Request:
Reproduce all of the data below without alteration; exclude every picture.

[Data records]
══════════

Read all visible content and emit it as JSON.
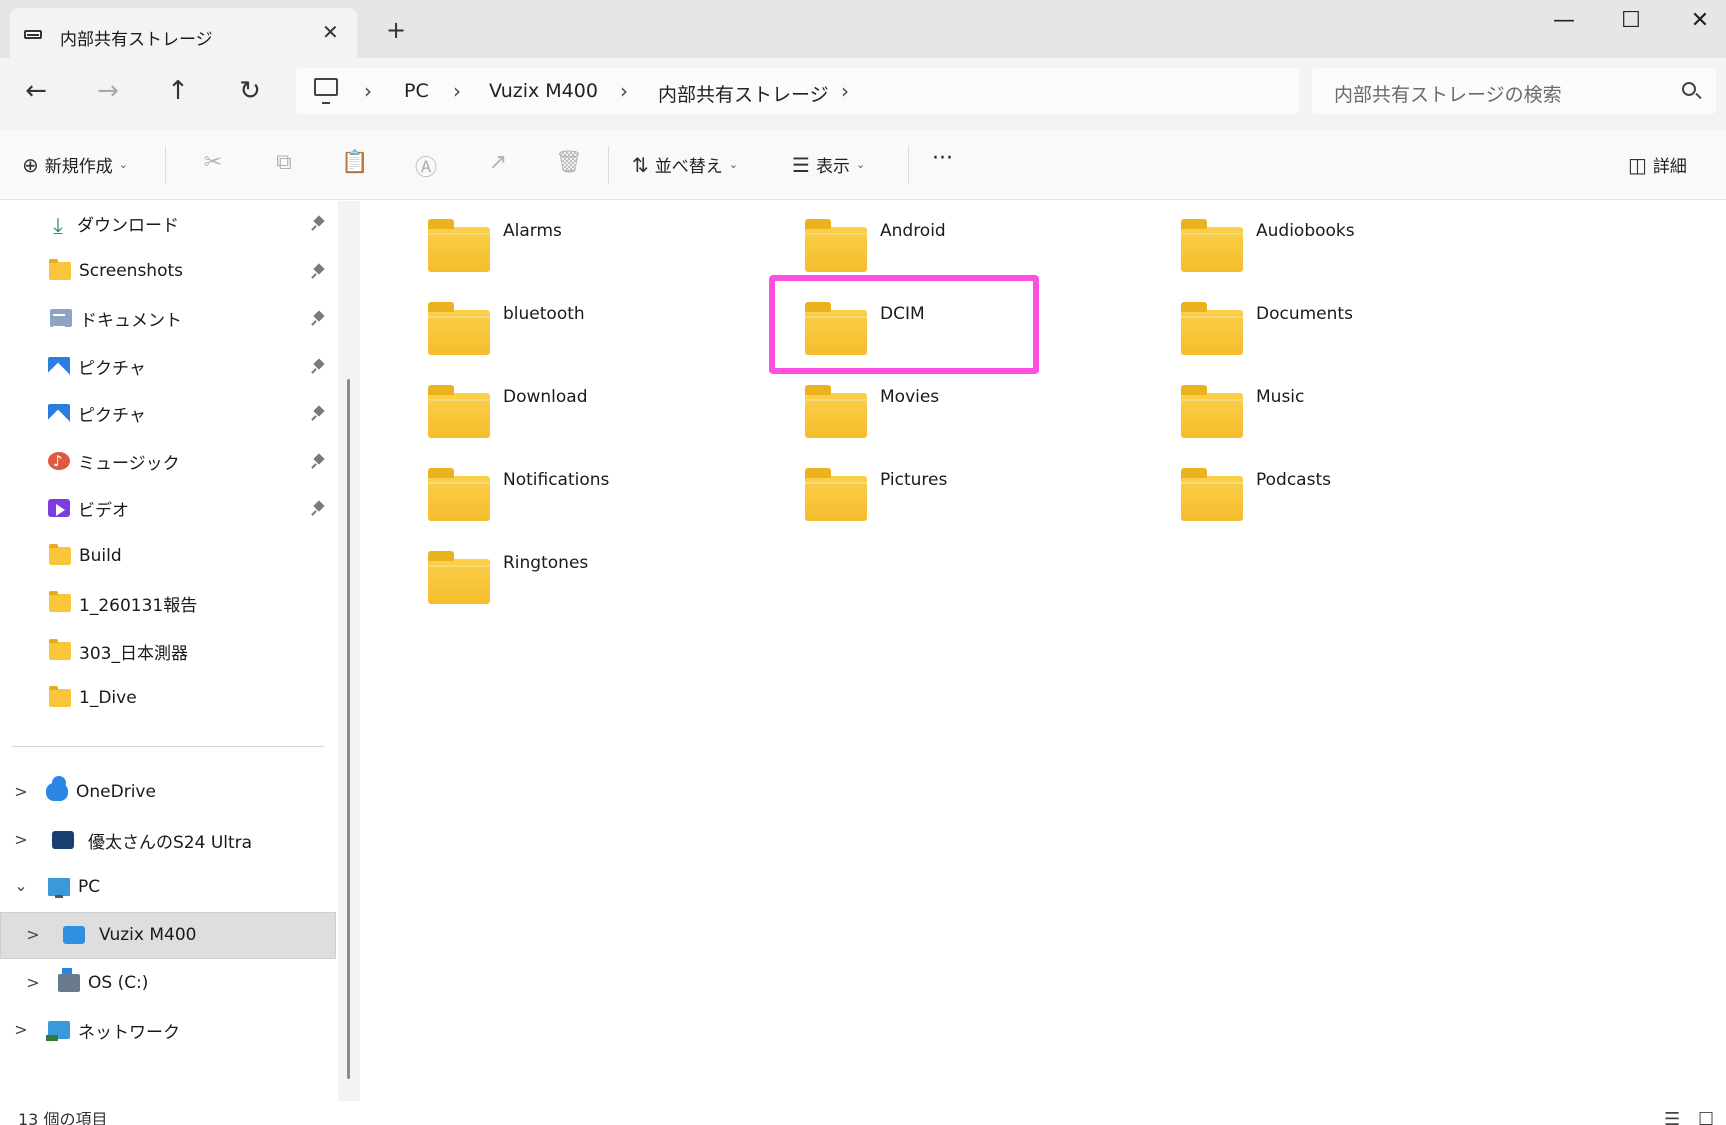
{
  "tab": {
    "title": "内部共有ストレージ",
    "close": "✕",
    "new": "+"
  },
  "window": {
    "minimize": "—",
    "maximize": "☐",
    "close": "✕"
  },
  "nav": {
    "back": "←",
    "forward": "→",
    "up": "↑",
    "refresh": "↻"
  },
  "breadcrumb": [
    "PC",
    "Vuzix M400",
    "内部共有ストレージ"
  ],
  "breadcrumb_sep": "›",
  "search": {
    "placeholder": "内部共有ストレージの検索"
  },
  "toolbar": {
    "new_label": "新規作成",
    "sort_label": "並べ替え",
    "view_label": "表示",
    "more_label": "···",
    "details_label": "詳細",
    "cut_icon": "✂",
    "copy_icon": "⧉",
    "paste_icon": "📋",
    "rename_icon": "Ⓐ",
    "share_icon": "↗",
    "delete_icon": "🗑"
  },
  "sidebar": {
    "quick_access": [
      {
        "label": "ダウンロード",
        "icon": "download-icon",
        "pinned": true
      },
      {
        "label": "Screenshots",
        "icon": "folder-icon",
        "pinned": true
      },
      {
        "label": "ドキュメント",
        "icon": "document-icon",
        "pinned": true
      },
      {
        "label": "ピクチャ",
        "icon": "pictures-icon",
        "pinned": true
      },
      {
        "label": "ピクチャ",
        "icon": "pictures-icon",
        "pinned": true
      },
      {
        "label": "ミュージック",
        "icon": "music-icon",
        "pinned": true
      },
      {
        "label": "ビデオ",
        "icon": "video-icon",
        "pinned": true
      },
      {
        "label": "Build",
        "icon": "folder-icon",
        "pinned": false
      },
      {
        "label": "1_260131報告",
        "icon": "folder-icon",
        "pinned": false
      },
      {
        "label": "303_日本測器",
        "icon": "folder-icon",
        "pinned": false
      },
      {
        "label": "1_Dive",
        "icon": "folder-icon",
        "pinned": false
      }
    ],
    "tree": [
      {
        "label": "OneDrive",
        "icon": "cloud-icon",
        "expander": ">"
      },
      {
        "label": "優太さんのS24 Ultra",
        "icon": "phone-icon",
        "expander": ">"
      },
      {
        "label": "PC",
        "icon": "monitor-icon",
        "expander": "⌄"
      },
      {
        "label": "Vuzix M400",
        "icon": "phone-icon",
        "expander": ">",
        "selected": true
      },
      {
        "label": "OS (C:)",
        "icon": "drive-icon",
        "expander": ">"
      },
      {
        "label": "ネットワーク",
        "icon": "network-icon",
        "expander": ">"
      }
    ]
  },
  "folders": [
    "Alarms",
    "Android",
    "Audiobooks",
    "bluetooth",
    "DCIM",
    "Documents",
    "Download",
    "Movies",
    "Music",
    "Notifications",
    "Pictures",
    "Podcasts",
    "Ringtones"
  ],
  "highlighted_folder": "DCIM",
  "highlight_color": "#ff4fe1",
  "status": {
    "item_count": "13 個の項目"
  }
}
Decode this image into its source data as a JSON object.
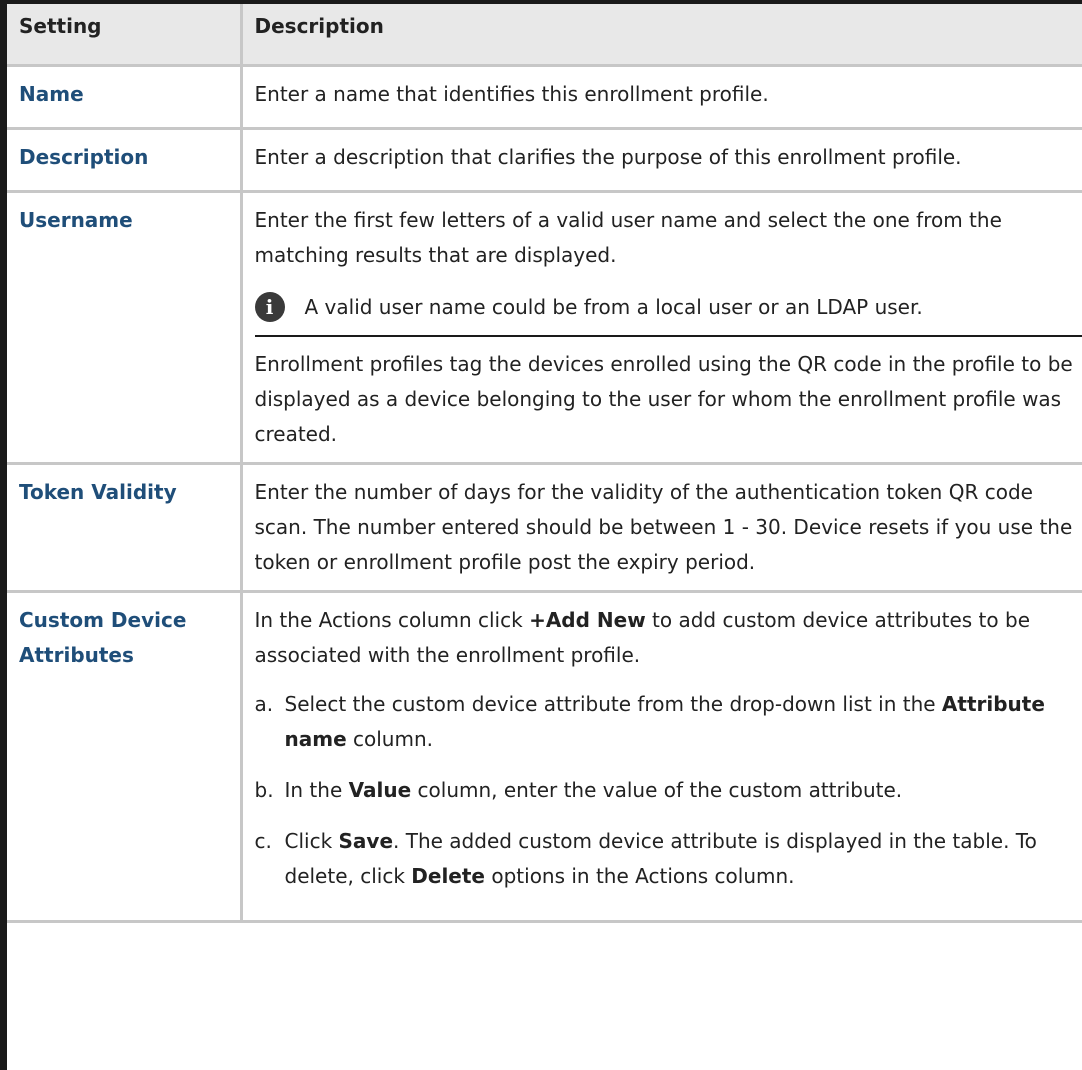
{
  "header": {
    "setting": "Setting",
    "description": "Description"
  },
  "rows": {
    "name": {
      "setting": "Name",
      "description": "Enter a name that identifies this enrollment profile."
    },
    "description": {
      "setting": "Description",
      "description": "Enter a description that clarifies the purpose of this enrollment profile."
    },
    "username": {
      "setting": "Username",
      "description": "Enter the first few letters of a valid user name and select the one from the matching results that are displayed.",
      "note": "A valid user name could be from a local user or an LDAP user.",
      "extra": "Enrollment profiles tag the devices enrolled using the QR code in the profile to be displayed as a device belonging to the user for whom the enrollment profile was created."
    },
    "token": {
      "setting": "Token Validity",
      "description": "Enter the number of days for the validity of the authentication token QR code scan. The number entered should be between 1 - 30. Device resets if you use the token or enrollment profile post the expiry period."
    },
    "custom": {
      "setting": "Custom Device Attributes",
      "intro_pre": "In the Actions column click ",
      "intro_bold": "+Add New",
      "intro_post": " to add custom device attributes to be associated with the enrollment profile.",
      "steps": {
        "a": {
          "mark": "a.",
          "pre": "Select the custom device attribute from the drop-down list in the ",
          "bold": "Attribute name",
          "post": " column."
        },
        "b": {
          "mark": "b.",
          "pre": "In the ",
          "bold": "Value",
          "post": " column, enter the value of the custom attribute."
        },
        "c": {
          "mark": "c.",
          "pre": "Click ",
          "bold": "Save",
          "mid": ". The added custom device attribute is displayed in the table. To delete, click ",
          "bold2": "Delete",
          "post": " options in the Actions column."
        }
      }
    }
  },
  "icons": {
    "note_icon": "info-icon"
  }
}
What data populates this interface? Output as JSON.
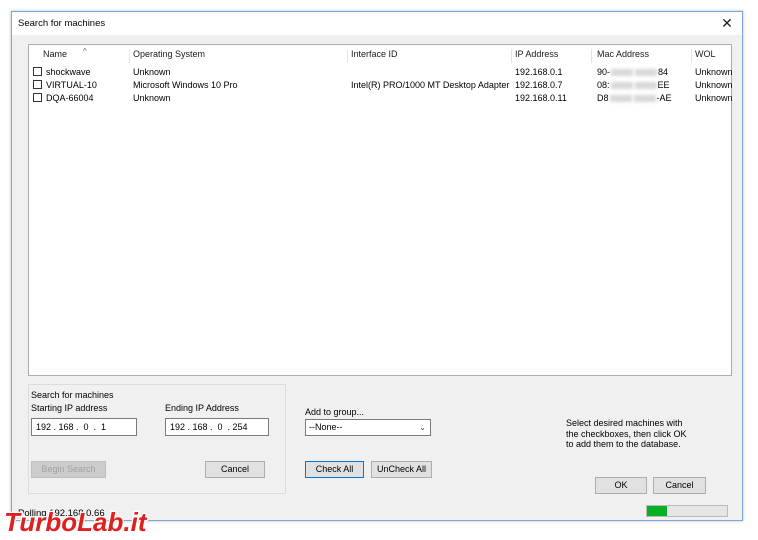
{
  "window": {
    "title": "Search for machines",
    "close_glyph": "✕"
  },
  "list": {
    "columns": [
      "Name",
      "Operating System",
      "Interface ID",
      "IP Address",
      "Mac Address",
      "WOL"
    ],
    "sort_glyph": "^",
    "rows": [
      {
        "name": "shockwave",
        "os": "Unknown",
        "iface": "",
        "ip": "192.168.0.1",
        "mac_start": "90-",
        "mac_end": "84",
        "wol": "Unknown"
      },
      {
        "name": "VIRTUAL-10",
        "os": "Microsoft Windows 10 Pro",
        "iface": "Intel(R) PRO/1000 MT Desktop Adapter",
        "ip": "192.168.0.7",
        "mac_start": "08:",
        "mac_end": "EE",
        "wol": "Unknown"
      },
      {
        "name": "DQA-66004",
        "os": "Unknown",
        "iface": "",
        "ip": "192.168.0.11",
        "mac_start": "D8",
        "mac_end": "-AE",
        "wol": "Unknown"
      }
    ]
  },
  "search": {
    "group_title": "Search for machines",
    "start_label": "Starting IP address",
    "end_label": "Ending IP Address",
    "start_ip": "192 . 168 .  0  .  1",
    "end_ip": "192 . 168 .  0  . 254",
    "begin_label": "Begin Search",
    "cancel_label": "Cancel"
  },
  "group": {
    "label": "Add to group...",
    "selected": "--None--",
    "check_all": "Check All",
    "uncheck_all": "UnCheck All"
  },
  "help_text": "Select desired machines with the checkboxes, then click OK to add them to the database.",
  "footer": {
    "ok_label": "OK",
    "cancel_label": "Cancel",
    "status": "Polling 192.168.0.66",
    "progress": 0.25,
    "progress_color": "#06b025"
  },
  "watermark": {
    "text": "TurboLab.it",
    "color": "#e02020"
  }
}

══════════

Result below:
Read all visible content and emit it as JSON.
{
  "tab": {
    "title": "内部共有ストレージ",
    "close": "✕",
    "new": "+"
  },
  "window": {
    "minimize": "—",
    "maximize": "☐",
    "close": "✕"
  },
  "nav": {
    "back": "←",
    "forward": "→",
    "up": "↑",
    "refresh": "↻"
  },
  "breadcrumb": [
    "PC",
    "Vuzix M400",
    "内部共有ストレージ"
  ],
  "breadcrumb_sep": "›",
  "search": {
    "placeholder": "内部共有ストレージの検索"
  },
  "toolbar": {
    "new_label": "新規作成",
    "sort_label": "並べ替え",
    "view_label": "表示",
    "more_label": "···",
    "details_label": "詳細",
    "cut_icon": "✂",
    "copy_icon": "⧉",
    "paste_icon": "📋",
    "rename_icon": "Ⓐ",
    "share_icon": "↗",
    "delete_icon": "🗑"
  },
  "sidebar": {
    "quick_access": [
      {
        "label": "ダウンロード",
        "icon": "download-icon",
        "pinned": true
      },
      {
        "label": "Screenshots",
        "icon": "folder-icon",
        "pinned": true
      },
      {
        "label": "ドキュメント",
        "icon": "document-icon",
        "pinned": true
      },
      {
        "label": "ピクチャ",
        "icon": "pictures-icon",
        "pinned": true
      },
      {
        "label": "ピクチャ",
        "icon": "pictures-icon",
        "pinned": true
      },
      {
        "label": "ミュージック",
        "icon": "music-icon",
        "pinned": true
      },
      {
        "label": "ビデオ",
        "icon": "video-icon",
        "pinned": true
      },
      {
        "label": "Build",
        "icon": "folder-icon",
        "pinned": false
      },
      {
        "label": "1_260131報告",
        "icon": "folder-icon",
        "pinned": false
      },
      {
        "label": "303_日本測器",
        "icon": "folder-icon",
        "pinned": false
      },
      {
        "label": "1_Dive",
        "icon": "folder-icon",
        "pinned": false
      }
    ],
    "tree": [
      {
        "label": "OneDrive",
        "icon": "cloud-icon",
        "expander": ">"
      },
      {
        "label": "優太さんのS24 Ultra",
        "icon": "phone-icon",
        "expander": ">"
      },
      {
        "label": "PC",
        "icon": "monitor-icon",
        "expander": "⌄"
      },
      {
        "label": "Vuzix M400",
        "icon": "phone-icon",
        "expander": ">",
        "selected": true
      },
      {
        "label": "OS (C:)",
        "icon": "drive-icon",
        "expander": ">"
      },
      {
        "label": "ネットワーク",
        "icon": "network-icon",
        "expander": ">"
      }
    ]
  },
  "folders": [
    "Alarms",
    "Android",
    "Audiobooks",
    "bluetooth",
    "DCIM",
    "Documents",
    "Download",
    "Movies",
    "Music",
    "Notifications",
    "Pictures",
    "Podcasts",
    "Ringtones"
  ],
  "highlighted_folder": "DCIM",
  "highlight_color": "#ff4fe1",
  "status": {
    "item_count": "13 個の項目"
  }
}
Decode this image into its source data as a JSON object.
{
  "header": {
    "setting": "Setting",
    "description": "Description"
  },
  "rows": {
    "name": {
      "setting": "Name",
      "description": "Enter a name that identifies this enrollment profile."
    },
    "description": {
      "setting": "Description",
      "description": "Enter a description that clarifies the purpose of this enrollment profile."
    },
    "username": {
      "setting": "Username",
      "description": "Enter the first few letters of a valid user name and select the one from the matching results that are displayed.",
      "note": "A valid user name could be from a local user or an LDAP user.",
      "extra": "Enrollment profiles tag the devices enrolled using the QR code in the profile to be displayed as a device belonging to the user for whom the enrollment profile was created."
    },
    "token": {
      "setting": "Token Validity",
      "description": "Enter the number of days for the validity of the authentication token QR code scan. The number entered should be between 1 - 30. Device resets if you use the token or enrollment profile post the expiry period."
    },
    "custom": {
      "setting": "Custom Device Attributes",
      "intro_pre": "In the Actions column click ",
      "intro_bold": "+Add New",
      "intro_post": " to add custom device attributes to be associated with the enrollment profile.",
      "steps": {
        "a": {
          "mark": "a.",
          "pre": "Select the custom device attribute from the drop-down list in the ",
          "bold": "Attribute name",
          "post": " column."
        },
        "b": {
          "mark": "b.",
          "pre": "In the ",
          "bold": "Value",
          "post": " column, enter the value of the custom attribute."
        },
        "c": {
          "mark": "c.",
          "pre": "Click ",
          "bold": "Save",
          "mid": ". The added custom device attribute is displayed in the table. To delete, click ",
          "bold2": "Delete",
          "post": " options in the Actions column."
        }
      }
    }
  },
  "icons": {
    "note_icon": "info-icon"
  }
}
What data populates this interface? Output as JSON.
{
  "window": {
    "title": "Search for machines",
    "close_glyph": "✕"
  },
  "list": {
    "columns": [
      "Name",
      "Operating System",
      "Interface ID",
      "IP Address",
      "Mac Address",
      "WOL"
    ],
    "sort_glyph": "^",
    "rows": [
      {
        "name": "shockwave",
        "os": "Unknown",
        "iface": "",
        "ip": "192.168.0.1",
        "mac_start": "90-",
        "mac_end": "84",
        "wol": "Unknown"
      },
      {
        "name": "VIRTUAL-10",
        "os": "Microsoft Windows 10 Pro",
        "iface": "Intel(R) PRO/1000 MT Desktop Adapter",
        "ip": "192.168.0.7",
        "mac_start": "08:",
        "mac_end": "EE",
        "wol": "Unknown"
      },
      {
        "name": "DQA-66004",
        "os": "Unknown",
        "iface": "",
        "ip": "192.168.0.11",
        "mac_start": "D8",
        "mac_end": "-AE",
        "wol": "Unknown"
      }
    ]
  },
  "search": {
    "group_title": "Search for machines",
    "start_label": "Starting IP address",
    "end_label": "Ending IP Address",
    "start_ip": "192 . 168 .  0  .  1",
    "end_ip": "192 . 168 .  0  . 254",
    "begin_label": "Begin Search",
    "cancel_label": "Cancel"
  },
  "group": {
    "label": "Add to group...",
    "selected": "--None--",
    "check_all": "Check All",
    "uncheck_all": "UnCheck All"
  },
  "help_text": "Select desired machines with the checkboxes, then click OK to add them to the database.",
  "footer": {
    "ok_label": "OK",
    "cancel_label": "Cancel",
    "status": "Polling 192.168.0.66",
    "progress": 0.25,
    "progress_color": "#06b025"
  },
  "watermark": {
    "text": "TurboLab.it",
    "color": "#e02020"
  }
}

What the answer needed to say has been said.